■ **Task details**
Return every one of the following rows unchanged, reproducing each line character for character.

■ **Provided records**

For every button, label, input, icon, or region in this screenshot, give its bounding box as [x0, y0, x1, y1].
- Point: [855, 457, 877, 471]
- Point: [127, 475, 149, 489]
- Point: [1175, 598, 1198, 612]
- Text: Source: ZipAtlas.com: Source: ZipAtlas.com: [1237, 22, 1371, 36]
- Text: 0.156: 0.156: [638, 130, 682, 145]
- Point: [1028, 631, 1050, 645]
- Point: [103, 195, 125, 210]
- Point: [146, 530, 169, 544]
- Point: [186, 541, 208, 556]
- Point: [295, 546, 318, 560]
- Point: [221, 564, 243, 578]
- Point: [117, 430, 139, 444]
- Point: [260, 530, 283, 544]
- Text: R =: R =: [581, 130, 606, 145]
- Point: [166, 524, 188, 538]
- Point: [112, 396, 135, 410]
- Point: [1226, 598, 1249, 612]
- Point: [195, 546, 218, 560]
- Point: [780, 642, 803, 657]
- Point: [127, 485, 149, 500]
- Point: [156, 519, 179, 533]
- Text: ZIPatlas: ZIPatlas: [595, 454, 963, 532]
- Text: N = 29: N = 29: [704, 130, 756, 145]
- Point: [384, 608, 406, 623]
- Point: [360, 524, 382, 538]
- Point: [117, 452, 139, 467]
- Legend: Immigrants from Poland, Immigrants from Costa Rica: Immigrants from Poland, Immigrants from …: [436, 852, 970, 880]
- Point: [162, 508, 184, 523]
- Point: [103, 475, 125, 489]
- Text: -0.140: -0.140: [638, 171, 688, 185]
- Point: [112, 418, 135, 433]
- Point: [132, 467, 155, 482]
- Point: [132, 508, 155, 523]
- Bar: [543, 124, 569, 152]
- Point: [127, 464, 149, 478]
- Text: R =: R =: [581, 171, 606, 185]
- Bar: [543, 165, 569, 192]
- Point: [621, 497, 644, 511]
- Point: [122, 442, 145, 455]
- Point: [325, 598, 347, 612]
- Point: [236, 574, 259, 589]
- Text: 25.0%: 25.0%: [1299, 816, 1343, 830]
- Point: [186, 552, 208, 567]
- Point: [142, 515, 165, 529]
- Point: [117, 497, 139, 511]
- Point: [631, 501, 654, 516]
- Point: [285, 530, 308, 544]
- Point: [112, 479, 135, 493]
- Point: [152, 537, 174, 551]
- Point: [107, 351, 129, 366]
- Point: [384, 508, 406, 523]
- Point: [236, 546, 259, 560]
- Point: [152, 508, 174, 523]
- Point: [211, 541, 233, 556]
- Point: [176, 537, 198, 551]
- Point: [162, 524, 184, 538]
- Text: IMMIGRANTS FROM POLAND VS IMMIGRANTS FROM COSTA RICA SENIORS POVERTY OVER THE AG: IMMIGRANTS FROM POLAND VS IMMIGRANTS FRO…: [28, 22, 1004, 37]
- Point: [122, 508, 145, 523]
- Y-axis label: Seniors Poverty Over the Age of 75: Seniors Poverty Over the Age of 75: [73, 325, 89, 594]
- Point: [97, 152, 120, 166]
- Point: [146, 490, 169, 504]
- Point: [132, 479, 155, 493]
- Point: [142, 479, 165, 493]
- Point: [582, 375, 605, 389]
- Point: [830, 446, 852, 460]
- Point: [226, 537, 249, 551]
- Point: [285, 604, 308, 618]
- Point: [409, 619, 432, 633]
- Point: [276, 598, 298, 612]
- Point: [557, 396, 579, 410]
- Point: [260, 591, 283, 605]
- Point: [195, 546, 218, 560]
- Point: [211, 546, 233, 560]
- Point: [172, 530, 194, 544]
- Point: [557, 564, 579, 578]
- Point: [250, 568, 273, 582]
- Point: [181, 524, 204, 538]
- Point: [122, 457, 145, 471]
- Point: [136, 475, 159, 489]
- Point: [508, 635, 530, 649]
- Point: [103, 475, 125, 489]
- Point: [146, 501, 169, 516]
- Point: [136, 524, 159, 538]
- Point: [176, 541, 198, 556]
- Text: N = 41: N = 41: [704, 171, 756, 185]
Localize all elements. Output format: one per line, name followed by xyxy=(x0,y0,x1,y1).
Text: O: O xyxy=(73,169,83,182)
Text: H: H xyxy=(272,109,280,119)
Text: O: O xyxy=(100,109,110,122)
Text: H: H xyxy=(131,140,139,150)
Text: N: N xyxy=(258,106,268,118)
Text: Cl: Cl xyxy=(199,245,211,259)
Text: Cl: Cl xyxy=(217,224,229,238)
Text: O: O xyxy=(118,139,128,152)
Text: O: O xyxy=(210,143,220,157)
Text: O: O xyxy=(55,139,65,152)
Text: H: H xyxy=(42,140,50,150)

■ **The completed task**
For every button, label, input, icon, or region in this screenshot, give its bounding box as [x0, y0, x1, y1].
- Point: [855, 457, 877, 471]
- Point: [127, 475, 149, 489]
- Point: [1175, 598, 1198, 612]
- Text: Source: ZipAtlas.com: Source: ZipAtlas.com: [1237, 22, 1371, 36]
- Text: 0.156: 0.156: [638, 130, 682, 145]
- Point: [1028, 631, 1050, 645]
- Point: [103, 195, 125, 210]
- Point: [146, 530, 169, 544]
- Point: [186, 541, 208, 556]
- Point: [295, 546, 318, 560]
- Point: [221, 564, 243, 578]
- Point: [117, 430, 139, 444]
- Point: [260, 530, 283, 544]
- Text: R =: R =: [581, 130, 606, 145]
- Point: [166, 524, 188, 538]
- Point: [112, 396, 135, 410]
- Point: [1226, 598, 1249, 612]
- Point: [195, 546, 218, 560]
- Point: [780, 642, 803, 657]
- Point: [127, 485, 149, 500]
- Point: [156, 519, 179, 533]
- Text: ZIPatlas: ZIPatlas: [595, 454, 963, 532]
- Text: N = 29: N = 29: [704, 130, 756, 145]
- Point: [384, 608, 406, 623]
- Point: [360, 524, 382, 538]
- Point: [117, 452, 139, 467]
- Legend: Immigrants from Poland, Immigrants from Costa Rica: Immigrants from Poland, Immigrants from …: [436, 852, 970, 880]
- Point: [162, 508, 184, 523]
- Point: [103, 475, 125, 489]
- Text: -0.140: -0.140: [638, 171, 688, 185]
- Point: [112, 418, 135, 433]
- Point: [132, 467, 155, 482]
- Point: [132, 508, 155, 523]
- Bar: [543, 124, 569, 152]
- Point: [127, 464, 149, 478]
- Text: R =: R =: [581, 171, 606, 185]
- Bar: [543, 165, 569, 192]
- Point: [621, 497, 644, 511]
- Point: [122, 442, 145, 455]
- Point: [325, 598, 347, 612]
- Point: [236, 574, 259, 589]
- Text: 25.0%: 25.0%: [1299, 816, 1343, 830]
- Point: [186, 552, 208, 567]
- Point: [142, 515, 165, 529]
- Point: [117, 497, 139, 511]
- Point: [631, 501, 654, 516]
- Point: [285, 530, 308, 544]
- Point: [112, 479, 135, 493]
- Point: [152, 537, 174, 551]
- Point: [107, 351, 129, 366]
- Point: [384, 508, 406, 523]
- Point: [236, 546, 259, 560]
- Point: [152, 508, 174, 523]
- Point: [211, 541, 233, 556]
- Point: [176, 537, 198, 551]
- Point: [162, 524, 184, 538]
- Text: IMMIGRANTS FROM POLAND VS IMMIGRANTS FROM COSTA RICA SENIORS POVERTY OVER THE AG: IMMIGRANTS FROM POLAND VS IMMIGRANTS FRO…: [28, 22, 1004, 37]
- Point: [122, 508, 145, 523]
- Y-axis label: Seniors Poverty Over the Age of 75: Seniors Poverty Over the Age of 75: [73, 325, 89, 594]
- Point: [97, 152, 120, 166]
- Point: [146, 490, 169, 504]
- Point: [132, 479, 155, 493]
- Point: [142, 479, 165, 493]
- Point: [582, 375, 605, 389]
- Point: [830, 446, 852, 460]
- Point: [226, 537, 249, 551]
- Point: [285, 604, 308, 618]
- Point: [409, 619, 432, 633]
- Point: [276, 598, 298, 612]
- Point: [557, 396, 579, 410]
- Point: [260, 591, 283, 605]
- Point: [195, 546, 218, 560]
- Point: [211, 546, 233, 560]
- Point: [172, 530, 194, 544]
- Point: [557, 564, 579, 578]
- Point: [250, 568, 273, 582]
- Point: [181, 524, 204, 538]
- Point: [122, 457, 145, 471]
- Point: [136, 475, 159, 489]
- Point: [508, 635, 530, 649]
- Point: [103, 475, 125, 489]
- Point: [146, 501, 169, 516]
- Point: [136, 524, 159, 538]
- Point: [176, 541, 198, 556]
- Text: N = 41: N = 41: [704, 171, 756, 185]
Localize all elements. Output format: one per line, name followed by xyxy=(x0,y0,x1,y1).
Text: O: O xyxy=(73,169,83,182)
Text: H: H xyxy=(272,109,280,119)
Text: O: O xyxy=(100,109,110,122)
Text: H: H xyxy=(131,140,139,150)
Text: N: N xyxy=(258,106,268,118)
Text: Cl: Cl xyxy=(199,245,211,259)
Text: Cl: Cl xyxy=(217,224,229,238)
Text: O: O xyxy=(118,139,128,152)
Text: O: O xyxy=(210,143,220,157)
Text: O: O xyxy=(55,139,65,152)
Text: H: H xyxy=(42,140,50,150)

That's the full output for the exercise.